[Recorded data]
········
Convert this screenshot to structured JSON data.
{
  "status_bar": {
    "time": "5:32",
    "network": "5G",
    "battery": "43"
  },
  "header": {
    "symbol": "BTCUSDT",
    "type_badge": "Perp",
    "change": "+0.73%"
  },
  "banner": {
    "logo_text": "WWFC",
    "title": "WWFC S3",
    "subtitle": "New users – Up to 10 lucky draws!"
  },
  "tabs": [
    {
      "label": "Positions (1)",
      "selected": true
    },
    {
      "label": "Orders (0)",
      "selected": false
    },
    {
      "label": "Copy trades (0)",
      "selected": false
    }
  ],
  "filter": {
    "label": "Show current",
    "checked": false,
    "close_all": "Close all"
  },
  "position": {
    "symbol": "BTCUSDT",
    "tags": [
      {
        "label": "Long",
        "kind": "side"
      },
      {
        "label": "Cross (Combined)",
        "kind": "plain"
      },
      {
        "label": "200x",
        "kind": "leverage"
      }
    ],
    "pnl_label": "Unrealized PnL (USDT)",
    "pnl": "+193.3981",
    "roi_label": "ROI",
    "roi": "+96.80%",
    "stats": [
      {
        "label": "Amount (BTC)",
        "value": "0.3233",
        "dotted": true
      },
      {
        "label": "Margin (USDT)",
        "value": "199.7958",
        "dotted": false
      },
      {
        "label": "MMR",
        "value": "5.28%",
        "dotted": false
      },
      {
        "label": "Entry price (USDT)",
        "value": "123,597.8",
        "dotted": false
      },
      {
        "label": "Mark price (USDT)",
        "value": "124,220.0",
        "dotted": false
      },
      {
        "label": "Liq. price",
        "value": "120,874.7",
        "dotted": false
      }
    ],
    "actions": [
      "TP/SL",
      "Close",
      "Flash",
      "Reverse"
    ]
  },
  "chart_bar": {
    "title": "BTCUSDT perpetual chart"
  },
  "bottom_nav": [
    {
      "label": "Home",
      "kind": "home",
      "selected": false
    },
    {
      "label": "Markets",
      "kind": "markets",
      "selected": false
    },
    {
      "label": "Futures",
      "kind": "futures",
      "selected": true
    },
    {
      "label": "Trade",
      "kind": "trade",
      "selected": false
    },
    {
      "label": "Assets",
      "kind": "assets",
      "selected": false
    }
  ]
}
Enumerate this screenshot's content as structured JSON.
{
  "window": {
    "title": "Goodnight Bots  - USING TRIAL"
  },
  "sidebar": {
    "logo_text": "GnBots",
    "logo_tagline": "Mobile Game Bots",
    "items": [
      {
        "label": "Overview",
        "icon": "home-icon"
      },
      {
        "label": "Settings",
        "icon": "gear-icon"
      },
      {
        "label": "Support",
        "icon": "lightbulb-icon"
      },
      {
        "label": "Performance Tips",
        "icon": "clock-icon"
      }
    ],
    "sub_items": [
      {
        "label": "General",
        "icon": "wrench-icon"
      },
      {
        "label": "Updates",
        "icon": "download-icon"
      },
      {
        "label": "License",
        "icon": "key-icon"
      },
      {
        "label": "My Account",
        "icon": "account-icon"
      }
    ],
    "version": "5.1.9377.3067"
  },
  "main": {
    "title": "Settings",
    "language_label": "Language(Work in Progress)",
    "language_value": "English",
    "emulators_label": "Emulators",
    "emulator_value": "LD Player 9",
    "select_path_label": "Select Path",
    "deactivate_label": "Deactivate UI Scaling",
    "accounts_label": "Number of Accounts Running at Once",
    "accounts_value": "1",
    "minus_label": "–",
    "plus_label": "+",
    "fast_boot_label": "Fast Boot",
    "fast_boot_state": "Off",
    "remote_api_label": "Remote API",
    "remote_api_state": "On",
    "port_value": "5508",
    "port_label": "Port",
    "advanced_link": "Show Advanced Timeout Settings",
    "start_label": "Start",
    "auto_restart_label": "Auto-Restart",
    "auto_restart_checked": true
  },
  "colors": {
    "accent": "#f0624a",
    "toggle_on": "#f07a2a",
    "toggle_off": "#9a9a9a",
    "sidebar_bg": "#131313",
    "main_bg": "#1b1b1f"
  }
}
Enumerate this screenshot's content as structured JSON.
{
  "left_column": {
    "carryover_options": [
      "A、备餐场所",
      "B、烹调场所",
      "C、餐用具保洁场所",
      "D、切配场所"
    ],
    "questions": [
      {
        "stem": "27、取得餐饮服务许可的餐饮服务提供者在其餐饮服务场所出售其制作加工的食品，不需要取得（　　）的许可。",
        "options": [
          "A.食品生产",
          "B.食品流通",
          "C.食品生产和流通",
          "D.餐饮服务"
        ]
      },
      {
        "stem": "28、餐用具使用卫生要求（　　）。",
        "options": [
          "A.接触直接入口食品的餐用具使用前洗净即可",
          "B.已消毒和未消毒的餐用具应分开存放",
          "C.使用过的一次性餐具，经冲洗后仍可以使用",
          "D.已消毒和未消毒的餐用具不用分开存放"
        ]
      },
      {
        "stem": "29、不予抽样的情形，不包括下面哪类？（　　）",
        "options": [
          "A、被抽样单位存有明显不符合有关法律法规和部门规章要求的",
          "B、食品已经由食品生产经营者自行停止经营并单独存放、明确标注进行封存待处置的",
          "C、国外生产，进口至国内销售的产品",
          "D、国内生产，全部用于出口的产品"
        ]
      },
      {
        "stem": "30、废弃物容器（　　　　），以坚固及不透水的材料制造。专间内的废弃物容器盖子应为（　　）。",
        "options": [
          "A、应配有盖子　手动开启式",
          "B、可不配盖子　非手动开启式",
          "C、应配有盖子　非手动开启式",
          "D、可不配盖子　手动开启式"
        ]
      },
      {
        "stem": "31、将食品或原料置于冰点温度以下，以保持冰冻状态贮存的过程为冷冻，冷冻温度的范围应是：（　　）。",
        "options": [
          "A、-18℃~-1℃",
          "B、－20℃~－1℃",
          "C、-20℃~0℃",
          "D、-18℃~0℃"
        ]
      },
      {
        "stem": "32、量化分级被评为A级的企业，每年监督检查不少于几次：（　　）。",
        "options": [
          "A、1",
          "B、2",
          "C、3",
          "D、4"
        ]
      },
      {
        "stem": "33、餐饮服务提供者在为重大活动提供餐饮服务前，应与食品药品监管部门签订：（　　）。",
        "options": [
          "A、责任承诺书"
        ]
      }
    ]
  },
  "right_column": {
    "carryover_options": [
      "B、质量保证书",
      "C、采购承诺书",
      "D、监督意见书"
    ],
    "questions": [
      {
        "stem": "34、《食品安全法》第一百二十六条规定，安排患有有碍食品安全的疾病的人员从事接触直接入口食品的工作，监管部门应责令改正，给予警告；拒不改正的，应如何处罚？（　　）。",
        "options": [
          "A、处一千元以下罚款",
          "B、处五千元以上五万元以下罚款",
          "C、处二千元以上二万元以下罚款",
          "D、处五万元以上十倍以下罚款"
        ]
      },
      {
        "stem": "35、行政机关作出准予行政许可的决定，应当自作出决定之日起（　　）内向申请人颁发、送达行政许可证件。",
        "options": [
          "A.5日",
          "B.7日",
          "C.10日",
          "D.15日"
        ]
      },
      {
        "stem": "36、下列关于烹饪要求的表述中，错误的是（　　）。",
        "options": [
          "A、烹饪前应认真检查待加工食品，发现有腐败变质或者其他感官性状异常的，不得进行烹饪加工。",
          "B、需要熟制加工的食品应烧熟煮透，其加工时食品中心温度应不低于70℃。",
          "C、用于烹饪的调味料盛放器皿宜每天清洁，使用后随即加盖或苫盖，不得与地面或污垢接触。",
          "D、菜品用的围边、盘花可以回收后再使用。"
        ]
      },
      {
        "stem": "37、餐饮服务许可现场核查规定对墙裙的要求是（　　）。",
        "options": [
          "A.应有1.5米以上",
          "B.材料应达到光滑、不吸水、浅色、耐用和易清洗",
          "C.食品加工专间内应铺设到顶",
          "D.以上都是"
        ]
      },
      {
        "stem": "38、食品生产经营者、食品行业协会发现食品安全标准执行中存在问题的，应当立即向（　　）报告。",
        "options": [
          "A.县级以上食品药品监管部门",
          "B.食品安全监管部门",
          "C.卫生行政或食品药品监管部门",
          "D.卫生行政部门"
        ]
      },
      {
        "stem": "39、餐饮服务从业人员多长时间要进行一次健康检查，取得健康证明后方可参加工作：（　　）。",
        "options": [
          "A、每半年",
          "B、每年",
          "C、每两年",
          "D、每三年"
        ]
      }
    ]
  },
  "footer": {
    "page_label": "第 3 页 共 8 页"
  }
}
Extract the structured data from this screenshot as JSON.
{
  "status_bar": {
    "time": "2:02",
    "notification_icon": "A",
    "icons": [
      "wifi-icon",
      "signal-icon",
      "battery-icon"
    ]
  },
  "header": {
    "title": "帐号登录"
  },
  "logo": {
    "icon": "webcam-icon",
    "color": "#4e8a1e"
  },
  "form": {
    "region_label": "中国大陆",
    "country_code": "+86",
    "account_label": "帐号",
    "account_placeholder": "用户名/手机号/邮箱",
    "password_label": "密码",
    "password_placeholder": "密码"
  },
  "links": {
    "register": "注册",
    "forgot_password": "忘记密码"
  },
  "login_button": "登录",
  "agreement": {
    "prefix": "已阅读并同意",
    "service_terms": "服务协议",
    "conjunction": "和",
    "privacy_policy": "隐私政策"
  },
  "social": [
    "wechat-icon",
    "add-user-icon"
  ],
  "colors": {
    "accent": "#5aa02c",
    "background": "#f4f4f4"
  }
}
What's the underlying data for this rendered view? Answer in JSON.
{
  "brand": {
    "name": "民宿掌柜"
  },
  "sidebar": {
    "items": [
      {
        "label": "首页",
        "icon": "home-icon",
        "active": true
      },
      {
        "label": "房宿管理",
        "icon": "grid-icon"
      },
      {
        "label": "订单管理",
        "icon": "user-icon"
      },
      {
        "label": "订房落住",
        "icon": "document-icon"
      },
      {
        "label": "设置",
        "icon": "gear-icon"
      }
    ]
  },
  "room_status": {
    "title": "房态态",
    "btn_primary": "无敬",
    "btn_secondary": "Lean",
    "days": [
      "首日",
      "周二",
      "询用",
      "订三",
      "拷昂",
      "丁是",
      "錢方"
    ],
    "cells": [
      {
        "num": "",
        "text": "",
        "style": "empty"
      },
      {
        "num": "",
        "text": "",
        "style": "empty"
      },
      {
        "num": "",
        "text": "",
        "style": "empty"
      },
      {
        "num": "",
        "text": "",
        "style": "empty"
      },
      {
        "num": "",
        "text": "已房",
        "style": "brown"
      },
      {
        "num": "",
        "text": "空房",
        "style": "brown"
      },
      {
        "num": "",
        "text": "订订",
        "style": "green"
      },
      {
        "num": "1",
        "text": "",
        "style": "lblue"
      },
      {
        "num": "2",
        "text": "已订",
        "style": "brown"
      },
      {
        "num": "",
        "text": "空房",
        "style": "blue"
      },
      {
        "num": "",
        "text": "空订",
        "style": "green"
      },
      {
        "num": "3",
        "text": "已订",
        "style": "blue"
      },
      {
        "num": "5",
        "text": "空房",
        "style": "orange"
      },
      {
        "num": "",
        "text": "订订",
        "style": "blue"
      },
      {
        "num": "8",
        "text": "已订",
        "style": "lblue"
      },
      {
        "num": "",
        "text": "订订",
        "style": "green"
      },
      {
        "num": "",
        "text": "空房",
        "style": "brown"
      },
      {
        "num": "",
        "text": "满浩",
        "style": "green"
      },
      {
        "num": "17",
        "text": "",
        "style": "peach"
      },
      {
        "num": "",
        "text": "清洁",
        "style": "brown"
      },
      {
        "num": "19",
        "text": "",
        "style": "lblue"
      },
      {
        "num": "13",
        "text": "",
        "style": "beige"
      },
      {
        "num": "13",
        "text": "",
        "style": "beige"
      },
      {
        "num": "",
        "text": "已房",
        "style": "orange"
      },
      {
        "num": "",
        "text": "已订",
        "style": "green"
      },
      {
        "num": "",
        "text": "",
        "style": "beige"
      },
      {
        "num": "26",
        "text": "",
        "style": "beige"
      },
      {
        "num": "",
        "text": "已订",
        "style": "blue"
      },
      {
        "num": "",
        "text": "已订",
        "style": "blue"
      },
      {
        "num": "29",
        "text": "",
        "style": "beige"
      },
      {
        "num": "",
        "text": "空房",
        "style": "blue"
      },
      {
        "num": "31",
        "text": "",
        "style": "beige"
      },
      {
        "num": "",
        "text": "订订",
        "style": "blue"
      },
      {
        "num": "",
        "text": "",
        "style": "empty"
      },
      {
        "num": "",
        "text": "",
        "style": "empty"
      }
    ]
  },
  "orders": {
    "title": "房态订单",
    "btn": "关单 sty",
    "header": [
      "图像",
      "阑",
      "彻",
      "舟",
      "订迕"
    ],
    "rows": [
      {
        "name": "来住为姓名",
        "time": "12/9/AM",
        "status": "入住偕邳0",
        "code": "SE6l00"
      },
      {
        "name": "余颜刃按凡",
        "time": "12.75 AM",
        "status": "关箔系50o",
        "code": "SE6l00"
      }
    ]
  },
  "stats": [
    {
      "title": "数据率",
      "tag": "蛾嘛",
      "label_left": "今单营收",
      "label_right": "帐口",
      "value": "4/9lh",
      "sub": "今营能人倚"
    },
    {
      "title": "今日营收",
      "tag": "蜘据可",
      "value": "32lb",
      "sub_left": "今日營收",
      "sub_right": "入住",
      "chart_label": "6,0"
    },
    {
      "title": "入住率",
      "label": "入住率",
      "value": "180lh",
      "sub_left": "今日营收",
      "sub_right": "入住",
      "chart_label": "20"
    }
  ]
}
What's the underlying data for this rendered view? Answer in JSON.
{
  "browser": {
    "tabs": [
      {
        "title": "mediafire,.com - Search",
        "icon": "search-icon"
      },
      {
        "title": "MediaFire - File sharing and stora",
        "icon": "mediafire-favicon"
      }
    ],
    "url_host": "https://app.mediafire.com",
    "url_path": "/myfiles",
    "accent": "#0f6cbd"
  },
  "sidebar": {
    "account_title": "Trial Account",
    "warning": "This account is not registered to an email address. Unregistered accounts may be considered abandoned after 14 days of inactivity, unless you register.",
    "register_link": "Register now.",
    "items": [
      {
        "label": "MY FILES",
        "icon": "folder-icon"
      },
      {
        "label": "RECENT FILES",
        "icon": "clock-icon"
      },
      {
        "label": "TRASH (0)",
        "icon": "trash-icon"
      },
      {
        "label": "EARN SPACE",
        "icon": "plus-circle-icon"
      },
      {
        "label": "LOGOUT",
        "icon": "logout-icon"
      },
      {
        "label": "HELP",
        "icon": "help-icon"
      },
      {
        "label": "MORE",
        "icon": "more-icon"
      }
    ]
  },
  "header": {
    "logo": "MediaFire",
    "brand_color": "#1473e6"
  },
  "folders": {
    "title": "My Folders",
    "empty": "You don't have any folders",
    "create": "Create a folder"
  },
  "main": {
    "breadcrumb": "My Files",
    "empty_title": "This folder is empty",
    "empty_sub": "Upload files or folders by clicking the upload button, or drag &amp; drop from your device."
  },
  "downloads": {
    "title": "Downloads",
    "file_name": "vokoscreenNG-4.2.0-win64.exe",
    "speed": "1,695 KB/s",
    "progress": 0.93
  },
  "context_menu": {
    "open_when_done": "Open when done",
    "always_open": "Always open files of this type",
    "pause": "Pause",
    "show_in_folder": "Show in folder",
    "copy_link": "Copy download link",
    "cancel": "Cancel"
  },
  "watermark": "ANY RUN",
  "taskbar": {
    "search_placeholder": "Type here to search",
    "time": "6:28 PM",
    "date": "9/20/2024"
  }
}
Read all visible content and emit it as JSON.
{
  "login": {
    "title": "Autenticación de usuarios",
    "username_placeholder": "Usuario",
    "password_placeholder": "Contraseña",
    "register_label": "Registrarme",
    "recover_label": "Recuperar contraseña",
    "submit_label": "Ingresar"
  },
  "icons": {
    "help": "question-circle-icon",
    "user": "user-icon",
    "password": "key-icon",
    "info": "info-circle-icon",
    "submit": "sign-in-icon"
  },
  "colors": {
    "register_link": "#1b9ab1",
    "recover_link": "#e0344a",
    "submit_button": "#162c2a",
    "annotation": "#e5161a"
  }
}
········
Your instructions
Everything from the line containing "Read all visible content and emit it as JSON." to the end of the records must be written out exactly; include both of those lines and no others.

Complete response
Read all visible content and emit it as JSON.
{
  "login": {
    "title": "Autenticación de usuarios",
    "username_placeholder": "Usuario",
    "password_placeholder": "Contraseña",
    "register_label": "Registrarme",
    "recover_label": "Recuperar contraseña",
    "submit_label": "Ingresar"
  },
  "icons": {
    "help": "question-circle-icon",
    "user": "user-icon",
    "password": "key-icon",
    "info": "info-circle-icon",
    "submit": "sign-in-icon"
  },
  "colors": {
    "register_link": "#1b9ab1",
    "recover_link": "#e0344a",
    "submit_button": "#162c2a",
    "annotation": "#e5161a"
  }
}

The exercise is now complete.